=== RECORDS SUPPLIED ===
##############################

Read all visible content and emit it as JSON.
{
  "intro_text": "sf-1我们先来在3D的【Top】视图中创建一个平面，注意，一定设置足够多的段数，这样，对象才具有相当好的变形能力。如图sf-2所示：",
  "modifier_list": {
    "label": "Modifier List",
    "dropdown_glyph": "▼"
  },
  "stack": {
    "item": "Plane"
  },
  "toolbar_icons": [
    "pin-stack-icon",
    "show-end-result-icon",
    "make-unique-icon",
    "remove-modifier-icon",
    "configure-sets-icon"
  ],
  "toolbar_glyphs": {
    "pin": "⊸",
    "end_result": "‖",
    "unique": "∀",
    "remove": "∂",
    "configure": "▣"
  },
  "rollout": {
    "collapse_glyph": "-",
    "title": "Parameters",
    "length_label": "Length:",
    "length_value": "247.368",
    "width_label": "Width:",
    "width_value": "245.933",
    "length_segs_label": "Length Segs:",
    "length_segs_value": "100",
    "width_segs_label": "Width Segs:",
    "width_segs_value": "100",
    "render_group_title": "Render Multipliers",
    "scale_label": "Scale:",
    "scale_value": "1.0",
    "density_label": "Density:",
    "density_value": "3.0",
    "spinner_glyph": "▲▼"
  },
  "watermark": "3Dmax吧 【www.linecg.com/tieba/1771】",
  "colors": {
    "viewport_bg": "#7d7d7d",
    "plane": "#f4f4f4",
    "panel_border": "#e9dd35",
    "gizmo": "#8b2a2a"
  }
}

##############################

Retype every record above exactly as it appears.

Read all visible content and emit it as JSON.
{
  "intro_text": "sf-1我们先来在3D的【Top】视图中创建一个平面，注意，一定设置足够多的段数，这样，对象才具有相当好的变形能力。如图sf-2所示：",
  "modifier_list": {
    "label": "Modifier List",
    "dropdown_glyph": "▼"
  },
  "stack": {
    "item": "Plane"
  },
  "toolbar_icons": [
    "pin-stack-icon",
    "show-end-result-icon",
    "make-unique-icon",
    "remove-modifier-icon",
    "configure-sets-icon"
  ],
  "toolbar_glyphs": {
    "pin": "⊸",
    "end_result": "‖",
    "unique": "∀",
    "remove": "∂",
    "configure": "▣"
  },
  "rollout": {
    "collapse_glyph": "-",
    "title": "Parameters",
    "length_label": "Length:",
    "length_value": "247.368",
    "width_label": "Width:",
    "width_value": "245.933",
    "length_segs_label": "Length Segs:",
    "length_segs_value": "100",
    "width_segs_label": "Width Segs:",
    "width_segs_value": "100",
    "render_group_title": "Render Multipliers",
    "scale_label": "Scale:",
    "scale_value": "1.0",
    "density_label": "Density:",
    "density_value": "3.0",
    "spinner_glyph": "▲▼"
  },
  "watermark": "3Dmax吧 【www.linecg.com/tieba/1771】",
  "colors": {
    "viewport_bg": "#7d7d7d",
    "plane": "#f4f4f4",
    "panel_border": "#e9dd35",
    "gizmo": "#8b2a2a"
  }
}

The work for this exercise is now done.